Output all of the records exactly as written.

---------- Material shown

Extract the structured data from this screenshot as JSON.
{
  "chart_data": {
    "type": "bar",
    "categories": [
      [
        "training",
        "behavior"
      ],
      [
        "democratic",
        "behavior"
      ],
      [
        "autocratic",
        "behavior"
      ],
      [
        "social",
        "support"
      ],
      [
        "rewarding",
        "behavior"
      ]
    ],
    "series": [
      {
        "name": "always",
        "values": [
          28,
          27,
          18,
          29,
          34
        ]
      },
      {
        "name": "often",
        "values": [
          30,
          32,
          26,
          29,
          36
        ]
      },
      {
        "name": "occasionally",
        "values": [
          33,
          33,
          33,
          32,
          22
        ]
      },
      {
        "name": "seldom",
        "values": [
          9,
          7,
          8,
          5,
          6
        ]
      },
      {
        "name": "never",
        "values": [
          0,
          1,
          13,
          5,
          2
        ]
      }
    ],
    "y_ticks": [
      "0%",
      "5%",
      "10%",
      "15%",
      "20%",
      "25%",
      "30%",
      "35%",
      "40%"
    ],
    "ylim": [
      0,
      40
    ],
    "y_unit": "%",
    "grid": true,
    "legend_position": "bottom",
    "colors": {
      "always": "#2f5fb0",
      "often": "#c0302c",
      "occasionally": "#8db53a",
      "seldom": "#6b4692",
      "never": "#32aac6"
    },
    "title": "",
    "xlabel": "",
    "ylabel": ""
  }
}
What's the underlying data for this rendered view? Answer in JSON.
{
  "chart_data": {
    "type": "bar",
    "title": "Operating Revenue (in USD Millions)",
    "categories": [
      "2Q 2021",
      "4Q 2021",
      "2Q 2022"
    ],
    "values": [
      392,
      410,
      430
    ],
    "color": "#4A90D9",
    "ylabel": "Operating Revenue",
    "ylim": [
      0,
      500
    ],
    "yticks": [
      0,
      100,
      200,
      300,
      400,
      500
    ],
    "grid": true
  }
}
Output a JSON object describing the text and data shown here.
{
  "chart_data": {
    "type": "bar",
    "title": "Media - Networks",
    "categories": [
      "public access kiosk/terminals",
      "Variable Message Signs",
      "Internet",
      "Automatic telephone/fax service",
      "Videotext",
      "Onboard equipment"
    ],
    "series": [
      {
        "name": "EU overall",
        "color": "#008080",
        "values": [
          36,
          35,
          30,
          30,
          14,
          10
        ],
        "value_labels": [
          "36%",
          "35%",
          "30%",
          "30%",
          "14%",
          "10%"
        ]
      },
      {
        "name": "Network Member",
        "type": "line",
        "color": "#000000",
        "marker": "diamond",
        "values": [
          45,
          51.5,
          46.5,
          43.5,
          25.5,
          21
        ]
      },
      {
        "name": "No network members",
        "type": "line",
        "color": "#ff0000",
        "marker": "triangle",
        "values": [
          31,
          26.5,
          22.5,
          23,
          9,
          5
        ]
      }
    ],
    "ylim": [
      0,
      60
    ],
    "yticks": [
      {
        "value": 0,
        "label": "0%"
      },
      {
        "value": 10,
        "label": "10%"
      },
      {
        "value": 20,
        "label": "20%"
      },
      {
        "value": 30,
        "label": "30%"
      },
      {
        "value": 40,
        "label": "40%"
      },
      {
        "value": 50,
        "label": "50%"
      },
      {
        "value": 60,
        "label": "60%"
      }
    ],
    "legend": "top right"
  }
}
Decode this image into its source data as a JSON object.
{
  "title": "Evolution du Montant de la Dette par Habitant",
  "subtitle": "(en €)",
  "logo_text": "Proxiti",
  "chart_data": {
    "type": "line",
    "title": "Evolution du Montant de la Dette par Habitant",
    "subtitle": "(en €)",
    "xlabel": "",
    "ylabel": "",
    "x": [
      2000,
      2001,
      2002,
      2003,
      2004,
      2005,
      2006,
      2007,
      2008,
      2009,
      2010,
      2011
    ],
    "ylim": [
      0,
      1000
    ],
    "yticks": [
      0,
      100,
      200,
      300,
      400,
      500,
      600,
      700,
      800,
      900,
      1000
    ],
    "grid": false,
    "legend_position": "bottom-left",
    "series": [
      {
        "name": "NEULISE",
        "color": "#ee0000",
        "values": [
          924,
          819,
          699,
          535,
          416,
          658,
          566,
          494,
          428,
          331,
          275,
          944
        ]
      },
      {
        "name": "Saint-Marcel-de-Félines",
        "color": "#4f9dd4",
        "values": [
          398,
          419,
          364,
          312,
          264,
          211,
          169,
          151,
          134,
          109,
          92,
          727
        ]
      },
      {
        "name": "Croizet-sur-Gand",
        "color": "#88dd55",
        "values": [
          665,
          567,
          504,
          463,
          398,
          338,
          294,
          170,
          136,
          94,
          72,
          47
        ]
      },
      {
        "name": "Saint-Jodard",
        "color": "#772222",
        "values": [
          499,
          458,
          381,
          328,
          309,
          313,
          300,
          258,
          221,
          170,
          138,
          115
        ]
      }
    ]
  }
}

--------------------

**Complete output**
Extract the structured data from this screenshot as JSON.
{
  "chart_data": {
    "type": "bar",
    "categories": [
      [
        "training",
        "behavior"
      ],
      [
        "democratic",
        "behavior"
      ],
      [
        "autocratic",
        "behavior"
      ],
      [
        "social",
        "support"
      ],
      [
        "rewarding",
        "behavior"
      ]
    ],
    "series": [
      {
        "name": "always",
        "values": [
          28,
          27,
          18,
          29,
          34
        ]
      },
      {
        "name": "often",
        "values": [
          30,
          32,
          26,
          29,
          36
        ]
      },
      {
        "name": "occasionally",
        "values": [
          33,
          33,
          33,
          32,
          22
        ]
      },
      {
        "name": "seldom",
        "values": [
          9,
          7,
          8,
          5,
          6
        ]
      },
      {
        "name": "never",
        "values": [
          0,
          1,
          13,
          5,
          2
        ]
      }
    ],
    "y_ticks": [
      "0%",
      "5%",
      "10%",
      "15%",
      "20%",
      "25%",
      "30%",
      "35%",
      "40%"
    ],
    "ylim": [
      0,
      40
    ],
    "y_unit": "%",
    "grid": true,
    "legend_position": "bottom",
    "colors": {
      "always": "#2f5fb0",
      "often": "#c0302c",
      "occasionally": "#8db53a",
      "seldom": "#6b4692",
      "never": "#32aac6"
    },
    "title": "",
    "xlabel": "",
    "ylabel": ""
  }
}
What's the underlying data for this rendered view? Answer in JSON.
{
  "chart_data": {
    "type": "bar",
    "title": "Operating Revenue (in USD Millions)",
    "categories": [
      "2Q 2021",
      "4Q 2021",
      "2Q 2022"
    ],
    "values": [
      392,
      410,
      430
    ],
    "color": "#4A90D9",
    "ylabel": "Operating Revenue",
    "ylim": [
      0,
      500
    ],
    "yticks": [
      0,
      100,
      200,
      300,
      400,
      500
    ],
    "grid": true
  }
}
Output a JSON object describing the text and data shown here.
{
  "chart_data": {
    "type": "bar",
    "title": "Media - Networks",
    "categories": [
      "public access kiosk/terminals",
      "Variable Message Signs",
      "Internet",
      "Automatic telephone/fax service",
      "Videotext",
      "Onboard equipment"
    ],
    "series": [
      {
        "name": "EU overall",
        "color": "#008080",
        "values": [
          36,
          35,
          30,
          30,
          14,
          10
        ],
        "value_labels": [
          "36%",
          "35%",
          "30%",
          "30%",
          "14%",
          "10%"
        ]
      },
      {
        "name": "Network Member",
        "type": "line",
        "color": "#000000",
        "marker": "diamond",
        "values": [
          45,
          51.5,
          46.5,
          43.5,
          25.5,
          21
        ]
      },
      {
        "name": "No network members",
        "type": "line",
        "color": "#ff0000",
        "marker": "triangle",
        "values": [
          31,
          26.5,
          22.5,
          23,
          9,
          5
        ]
      }
    ],
    "ylim": [
      0,
      60
    ],
    "yticks": [
      {
        "value": 0,
        "label": "0%"
      },
      {
        "value": 10,
        "label": "10%"
      },
      {
        "value": 20,
        "label": "20%"
      },
      {
        "value": 30,
        "label": "30%"
      },
      {
        "value": 40,
        "label": "40%"
      },
      {
        "value": 50,
        "label": "50%"
      },
      {
        "value": 60,
        "label": "60%"
      }
    ],
    "legend": "top right"
  }
}
Decode this image into its source data as a JSON object.
{
  "title": "Evolution du Montant de la Dette par Habitant",
  "subtitle": "(en €)",
  "logo_text": "Proxiti",
  "chart_data": {
    "type": "line",
    "title": "Evolution du Montant de la Dette par Habitant",
    "subtitle": "(en €)",
    "xlabel": "",
    "ylabel": "",
    "x": [
      2000,
      2001,
      2002,
      2003,
      2004,
      2005,
      2006,
      2007,
      2008,
      2009,
      2010,
      2011
    ],
    "ylim": [
      0,
      1000
    ],
    "yticks": [
      0,
      100,
      200,
      300,
      400,
      500,
      600,
      700,
      800,
      900,
      1000
    ],
    "grid": false,
    "legend_position": "bottom-left",
    "series": [
      {
        "name": "NEULISE",
        "color": "#ee0000",
        "values": [
          924,
          819,
          699,
          535,
          416,
          658,
          566,
          494,
          428,
          331,
          275,
          944
        ]
      },
      {
        "name": "Saint-Marcel-de-Félines",
        "color": "#4f9dd4",
        "values": [
          398,
          419,
          364,
          312,
          264,
          211,
          169,
          151,
          134,
          109,
          92,
          727
        ]
      },
      {
        "name": "Croizet-sur-Gand",
        "color": "#88dd55",
        "values": [
          665,
          567,
          504,
          463,
          398,
          338,
          294,
          170,
          136,
          94,
          72,
          47
        ]
      },
      {
        "name": "Saint-Jodard",
        "color": "#772222",
        "values": [
          499,
          458,
          381,
          328,
          309,
          313,
          300,
          258,
          221,
          170,
          138,
          115
        ]
      }
    ]
  }
}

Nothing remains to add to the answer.